— begin Records —

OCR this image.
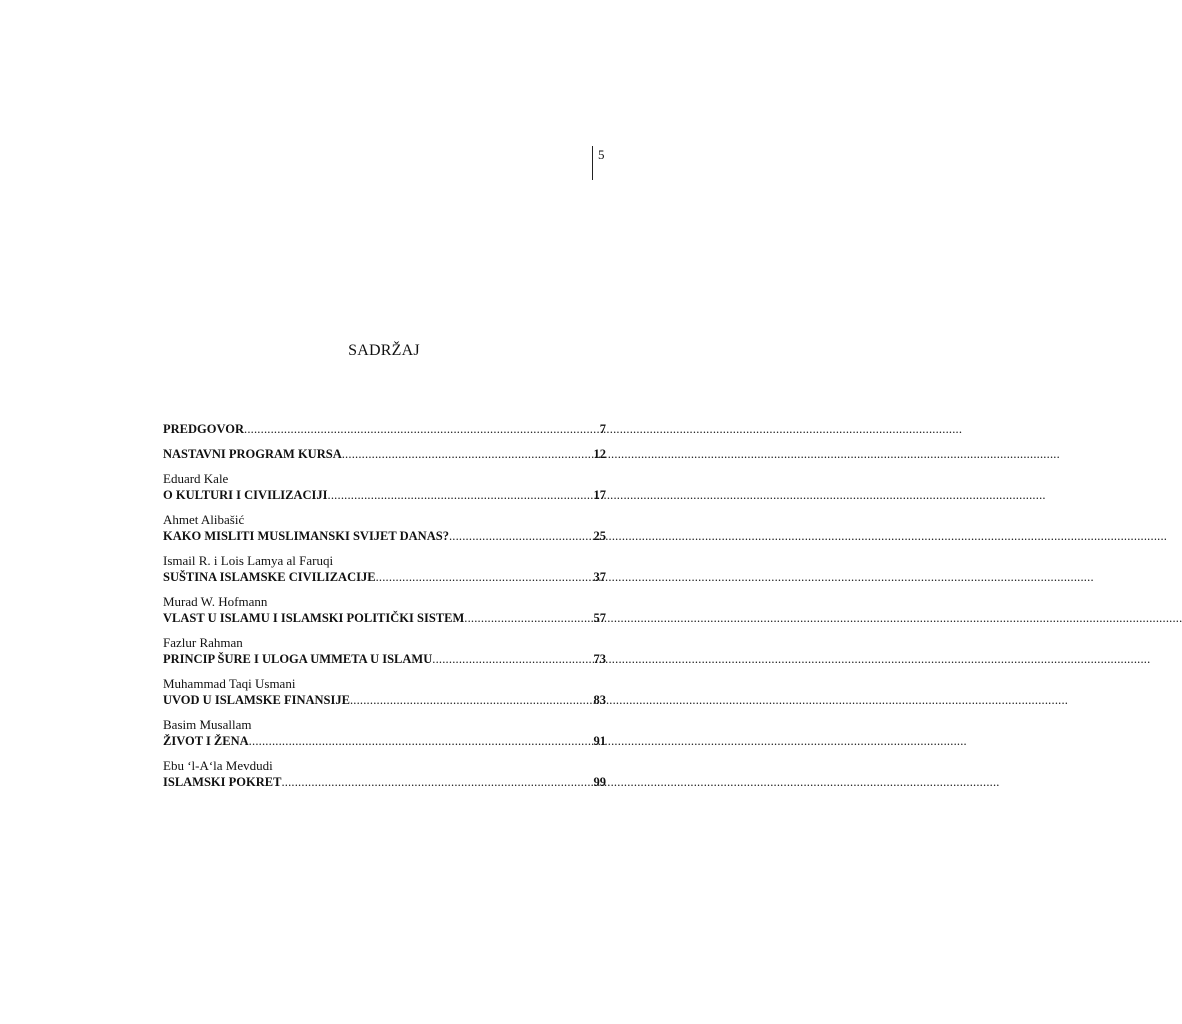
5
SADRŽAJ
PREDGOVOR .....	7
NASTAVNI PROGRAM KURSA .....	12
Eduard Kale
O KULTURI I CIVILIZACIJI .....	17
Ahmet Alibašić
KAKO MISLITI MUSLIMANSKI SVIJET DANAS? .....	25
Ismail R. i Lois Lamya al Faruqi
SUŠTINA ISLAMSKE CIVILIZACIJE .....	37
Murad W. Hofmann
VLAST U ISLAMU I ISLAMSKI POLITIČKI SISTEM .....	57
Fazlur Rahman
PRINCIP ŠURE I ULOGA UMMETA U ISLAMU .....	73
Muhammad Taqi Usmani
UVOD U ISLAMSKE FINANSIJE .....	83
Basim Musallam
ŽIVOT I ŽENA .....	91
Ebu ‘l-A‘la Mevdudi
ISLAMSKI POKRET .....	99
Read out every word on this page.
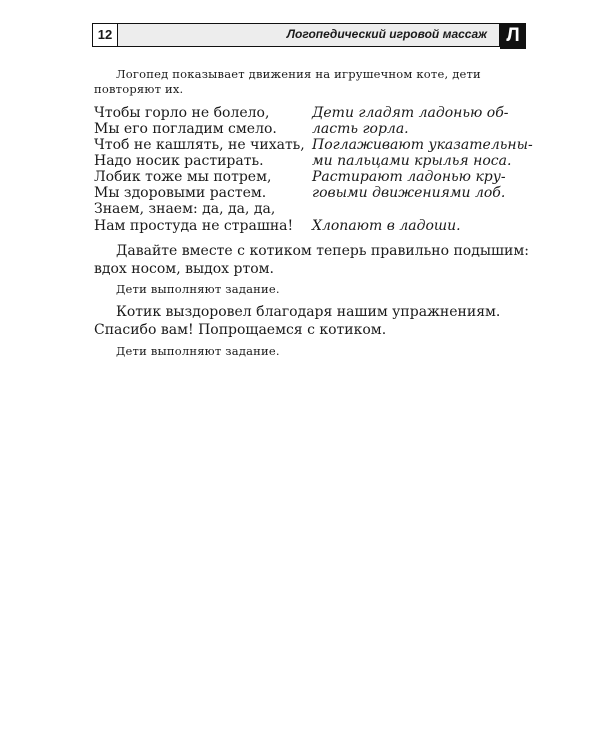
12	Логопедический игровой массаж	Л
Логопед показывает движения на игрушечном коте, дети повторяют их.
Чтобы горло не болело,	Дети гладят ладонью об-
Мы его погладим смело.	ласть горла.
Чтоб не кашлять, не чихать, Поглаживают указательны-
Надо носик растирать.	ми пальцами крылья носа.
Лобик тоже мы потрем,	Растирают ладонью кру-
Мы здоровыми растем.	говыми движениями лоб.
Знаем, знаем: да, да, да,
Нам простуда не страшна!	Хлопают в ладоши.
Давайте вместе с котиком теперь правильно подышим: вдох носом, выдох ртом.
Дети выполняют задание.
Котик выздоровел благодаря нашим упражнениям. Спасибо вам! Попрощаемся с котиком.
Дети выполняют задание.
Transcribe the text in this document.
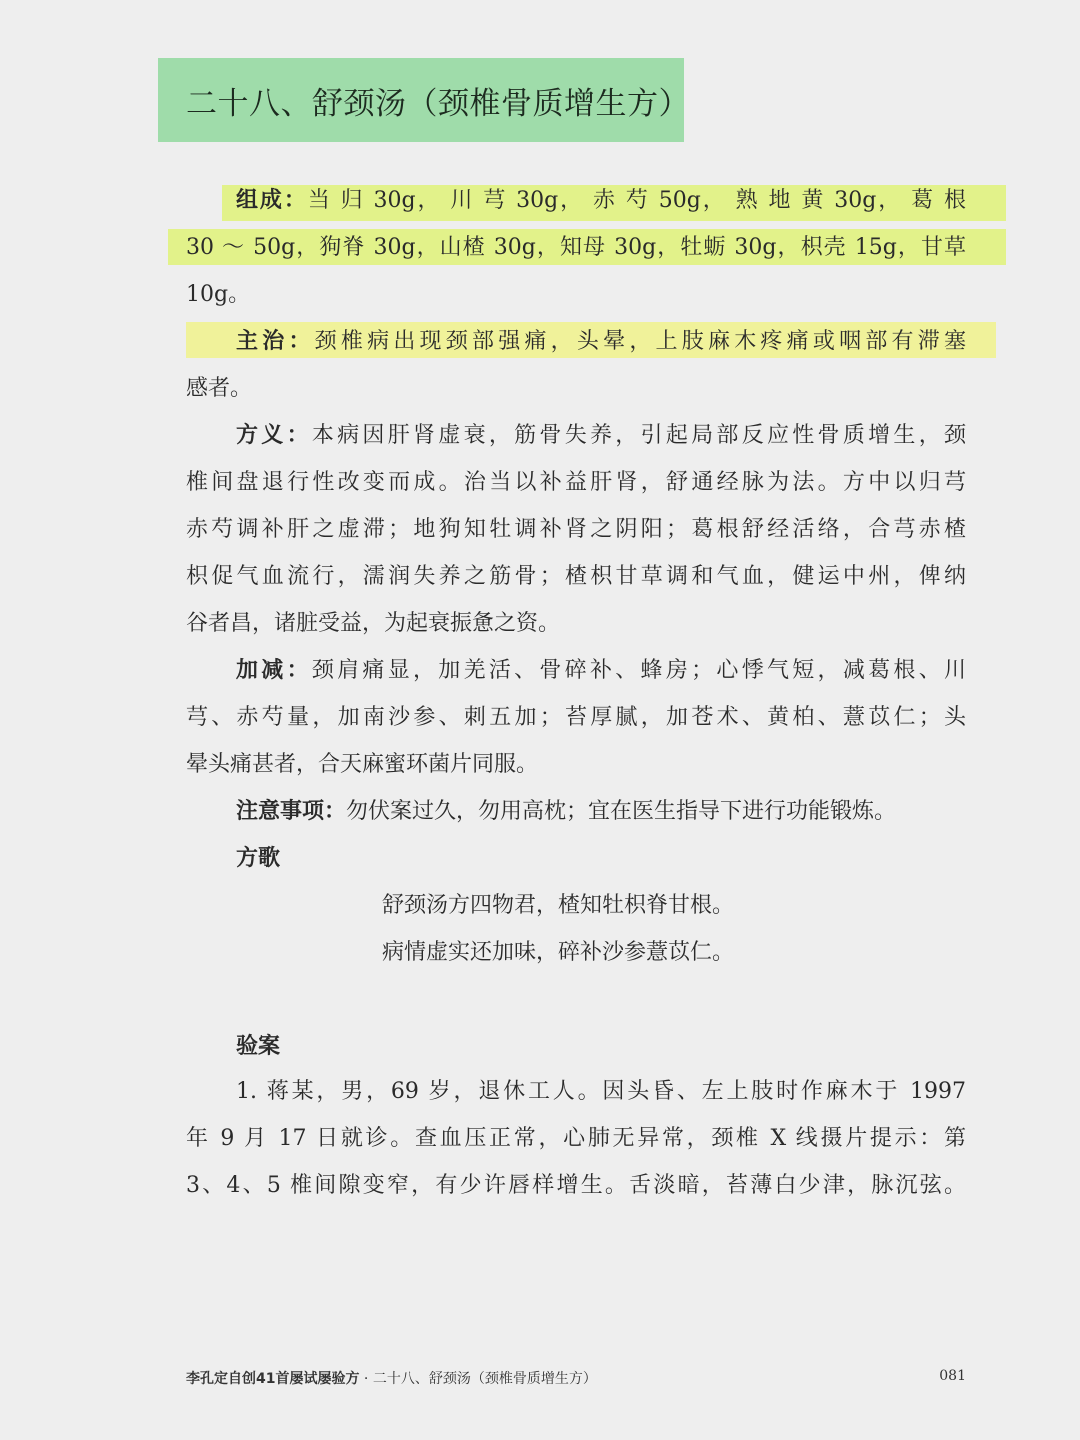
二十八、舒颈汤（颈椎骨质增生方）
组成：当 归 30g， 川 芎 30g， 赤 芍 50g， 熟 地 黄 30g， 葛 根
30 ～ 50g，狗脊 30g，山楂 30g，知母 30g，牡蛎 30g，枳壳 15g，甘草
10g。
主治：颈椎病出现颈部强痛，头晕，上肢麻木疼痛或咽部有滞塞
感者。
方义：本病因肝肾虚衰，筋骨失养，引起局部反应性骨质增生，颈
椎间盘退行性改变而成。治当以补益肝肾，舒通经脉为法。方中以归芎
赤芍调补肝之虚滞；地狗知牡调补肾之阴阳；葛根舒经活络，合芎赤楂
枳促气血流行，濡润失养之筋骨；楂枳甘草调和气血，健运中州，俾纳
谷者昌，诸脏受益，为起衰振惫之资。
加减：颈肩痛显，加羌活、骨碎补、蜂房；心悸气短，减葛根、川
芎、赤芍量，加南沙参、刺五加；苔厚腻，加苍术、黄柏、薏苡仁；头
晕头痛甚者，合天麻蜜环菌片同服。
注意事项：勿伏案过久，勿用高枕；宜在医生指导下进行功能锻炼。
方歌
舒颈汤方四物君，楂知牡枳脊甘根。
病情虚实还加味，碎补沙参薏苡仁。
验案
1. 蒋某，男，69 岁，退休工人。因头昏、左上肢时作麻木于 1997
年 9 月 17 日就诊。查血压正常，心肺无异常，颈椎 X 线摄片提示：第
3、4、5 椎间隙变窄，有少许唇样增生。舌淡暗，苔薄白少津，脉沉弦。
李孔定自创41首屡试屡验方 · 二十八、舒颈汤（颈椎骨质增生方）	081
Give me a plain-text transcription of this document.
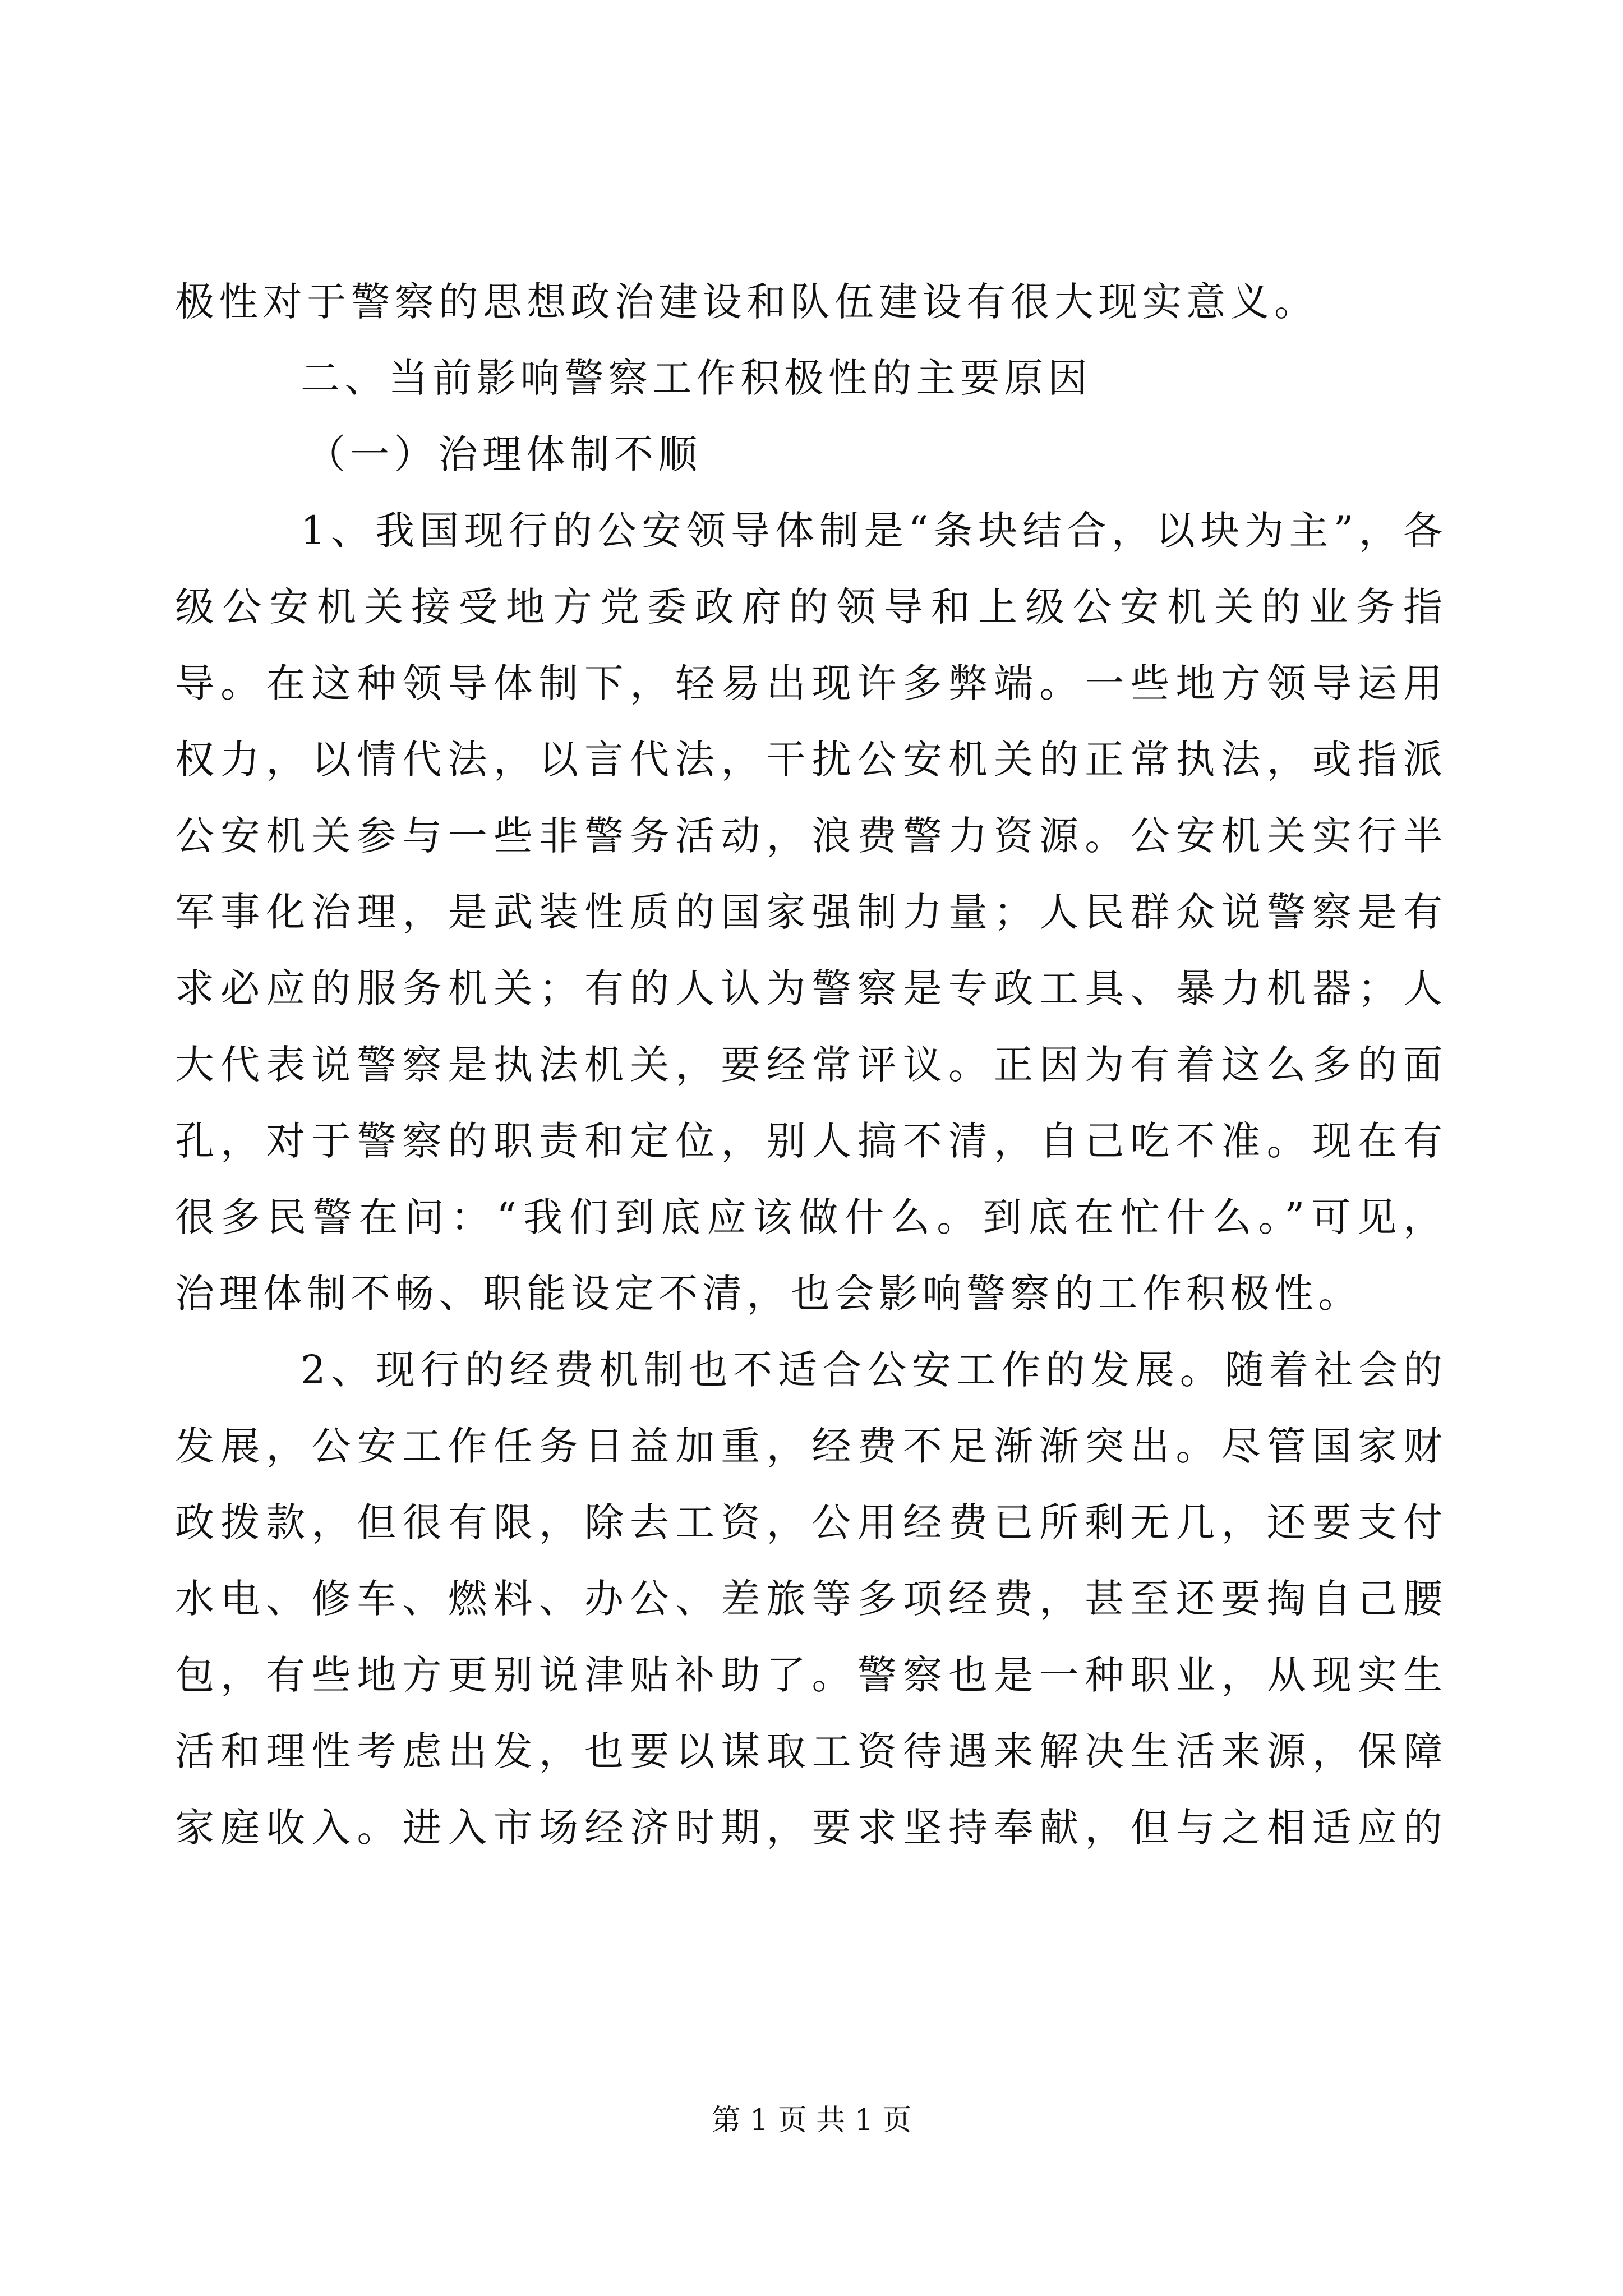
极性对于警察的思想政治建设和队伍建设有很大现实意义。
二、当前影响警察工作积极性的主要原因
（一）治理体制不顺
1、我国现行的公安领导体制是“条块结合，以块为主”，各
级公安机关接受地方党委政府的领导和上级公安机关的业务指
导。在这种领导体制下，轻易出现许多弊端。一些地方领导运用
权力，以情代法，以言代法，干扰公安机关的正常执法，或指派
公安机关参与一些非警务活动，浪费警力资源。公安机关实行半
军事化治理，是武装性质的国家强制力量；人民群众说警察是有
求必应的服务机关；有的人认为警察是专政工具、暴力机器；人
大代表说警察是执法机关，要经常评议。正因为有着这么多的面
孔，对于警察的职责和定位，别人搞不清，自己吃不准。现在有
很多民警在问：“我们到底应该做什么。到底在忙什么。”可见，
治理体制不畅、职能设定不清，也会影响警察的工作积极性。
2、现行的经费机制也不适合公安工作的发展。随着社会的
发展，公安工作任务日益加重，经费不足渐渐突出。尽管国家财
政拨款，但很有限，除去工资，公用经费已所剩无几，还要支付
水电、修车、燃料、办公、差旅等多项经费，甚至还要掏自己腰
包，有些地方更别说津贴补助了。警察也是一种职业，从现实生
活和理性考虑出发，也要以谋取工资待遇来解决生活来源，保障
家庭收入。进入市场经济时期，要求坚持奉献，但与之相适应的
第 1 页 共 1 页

— end Records —

§ To do
All lines that include "this" are to be gathered and copied.

§ Written answer
OCR this image.
Read out every word on this page.
Transcribe the text in this document.
Give me a plain-text transcription of this document.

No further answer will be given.